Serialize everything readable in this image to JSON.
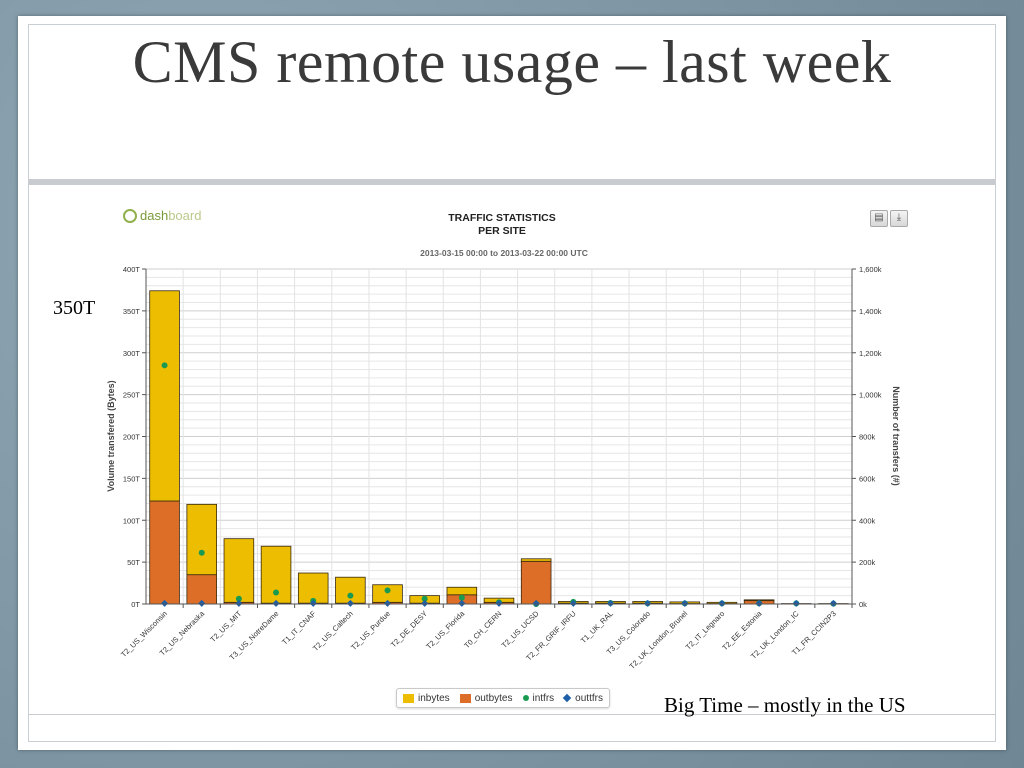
{
  "slide": {
    "title": "CMS remote usage – last week",
    "annotation_left": "350T",
    "annotation_bottom": "Big Time – mostly in the US"
  },
  "dashboard": {
    "logo_bold": "dash",
    "logo_thin": "board",
    "print_icon": "print-icon",
    "download_icon": "download-icon"
  },
  "colors": {
    "inbytes": "#ecbd00",
    "outbytes": "#dd6e28",
    "intfrs": "#1a9a50",
    "outtfrs": "#1d5fa8"
  },
  "chart_data": {
    "type": "bar",
    "title": "TRAFFIC STATISTICS",
    "subtitle": "PER SITE",
    "time_range": "2013-03-15 00:00 to 2013-03-22 00:00 UTC",
    "ylabel": "Volume transfered (Bytes)",
    "y2label": "Number of transfers (#)",
    "ylim": [
      0,
      400
    ],
    "y2lim": [
      0,
      1600
    ],
    "yticks": [
      "0T",
      "50T",
      "100T",
      "150T",
      "200T",
      "250T",
      "300T",
      "350T",
      "400T"
    ],
    "y2ticks": [
      "0k",
      "200k",
      "400k",
      "600k",
      "800k",
      "1,000k",
      "1,200k",
      "1,400k",
      "1,600k"
    ],
    "grid": true,
    "legend_position": "bottom",
    "categories": [
      "T2_US_Wisconsin",
      "T2_US_Nebraska",
      "T2_US_MIT",
      "T3_US_NotreDame",
      "T1_IT_CNAF",
      "T2_US_Caltech",
      "T2_US_Purdue",
      "T2_DE_DESY",
      "T2_US_Florida",
      "T0_CH_CERN",
      "T2_US_UCSD",
      "T2_FR_GRIF_IRFU",
      "T1_UK_RAL",
      "T3_US_Colorado",
      "T2_UK_London_Brunel",
      "T2_IT_Legnaro",
      "T2_EE_Estonia",
      "T2_UK_London_IC",
      "T1_FR_CCIN2P3"
    ],
    "series": [
      {
        "name": "inbytes",
        "kind": "bar",
        "axis": "left",
        "values": [
          251,
          84,
          76,
          68,
          36,
          31,
          21,
          9,
          9,
          5,
          3,
          2,
          2,
          2,
          2,
          1.5,
          1,
          0.5,
          0.5
        ]
      },
      {
        "name": "outbytes",
        "kind": "bar",
        "axis": "left",
        "values": [
          123,
          35,
          2,
          1,
          1,
          1,
          2,
          1,
          11,
          2,
          51,
          1,
          1,
          1,
          0.5,
          0.5,
          4,
          0,
          0
        ]
      },
      {
        "name": "intfrs",
        "kind": "dot",
        "axis": "right",
        "values": [
          1140,
          245,
          25,
          55,
          15,
          40,
          65,
          25,
          30,
          8,
          0,
          10,
          5,
          3,
          3,
          3,
          3,
          3,
          2
        ]
      },
      {
        "name": "outtfrs",
        "kind": "diamond",
        "axis": "right",
        "values": [
          3,
          3,
          3,
          3,
          3,
          3,
          3,
          3,
          3,
          3,
          3,
          3,
          3,
          3,
          3,
          3,
          3,
          3,
          3
        ]
      }
    ]
  }
}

+ + +

WORK TO COMPLETE: Copy the data character for character, but drop all pictures from the copy.

WRITTEN REPLY:
Serialize everything readable in this image to JSON.
{
  "slide": {
    "title": "CMS remote usage – last week",
    "annotation_left": "350T",
    "annotation_bottom": "Big Time – mostly in the US"
  },
  "dashboard": {
    "logo_bold": "dash",
    "logo_thin": "board",
    "print_icon": "print-icon",
    "download_icon": "download-icon"
  },
  "colors": {
    "inbytes": "#ecbd00",
    "outbytes": "#dd6e28",
    "intfrs": "#1a9a50",
    "outtfrs": "#1d5fa8"
  },
  "chart_data": {
    "type": "bar",
    "title": "TRAFFIC STATISTICS",
    "subtitle": "PER SITE",
    "time_range": "2013-03-15 00:00 to 2013-03-22 00:00 UTC",
    "ylabel": "Volume transfered (Bytes)",
    "y2label": "Number of transfers (#)",
    "ylim": [
      0,
      400
    ],
    "y2lim": [
      0,
      1600
    ],
    "yticks": [
      "0T",
      "50T",
      "100T",
      "150T",
      "200T",
      "250T",
      "300T",
      "350T",
      "400T"
    ],
    "y2ticks": [
      "0k",
      "200k",
      "400k",
      "600k",
      "800k",
      "1,000k",
      "1,200k",
      "1,400k",
      "1,600k"
    ],
    "grid": true,
    "legend_position": "bottom",
    "categories": [
      "T2_US_Wisconsin",
      "T2_US_Nebraska",
      "T2_US_MIT",
      "T3_US_NotreDame",
      "T1_IT_CNAF",
      "T2_US_Caltech",
      "T2_US_Purdue",
      "T2_DE_DESY",
      "T2_US_Florida",
      "T0_CH_CERN",
      "T2_US_UCSD",
      "T2_FR_GRIF_IRFU",
      "T1_UK_RAL",
      "T3_US_Colorado",
      "T2_UK_London_Brunel",
      "T2_IT_Legnaro",
      "T2_EE_Estonia",
      "T2_UK_London_IC",
      "T1_FR_CCIN2P3"
    ],
    "series": [
      {
        "name": "inbytes",
        "kind": "bar",
        "axis": "left",
        "values": [
          251,
          84,
          76,
          68,
          36,
          31,
          21,
          9,
          9,
          5,
          3,
          2,
          2,
          2,
          2,
          1.5,
          1,
          0.5,
          0.5
        ]
      },
      {
        "name": "outbytes",
        "kind": "bar",
        "axis": "left",
        "values": [
          123,
          35,
          2,
          1,
          1,
          1,
          2,
          1,
          11,
          2,
          51,
          1,
          1,
          1,
          0.5,
          0.5,
          4,
          0,
          0
        ]
      },
      {
        "name": "intfrs",
        "kind": "dot",
        "axis": "right",
        "values": [
          1140,
          245,
          25,
          55,
          15,
          40,
          65,
          25,
          30,
          8,
          0,
          10,
          5,
          3,
          3,
          3,
          3,
          3,
          2
        ]
      },
      {
        "name": "outtfrs",
        "kind": "diamond",
        "axis": "right",
        "values": [
          3,
          3,
          3,
          3,
          3,
          3,
          3,
          3,
          3,
          3,
          3,
          3,
          3,
          3,
          3,
          3,
          3,
          3,
          3
        ]
      }
    ]
  }
}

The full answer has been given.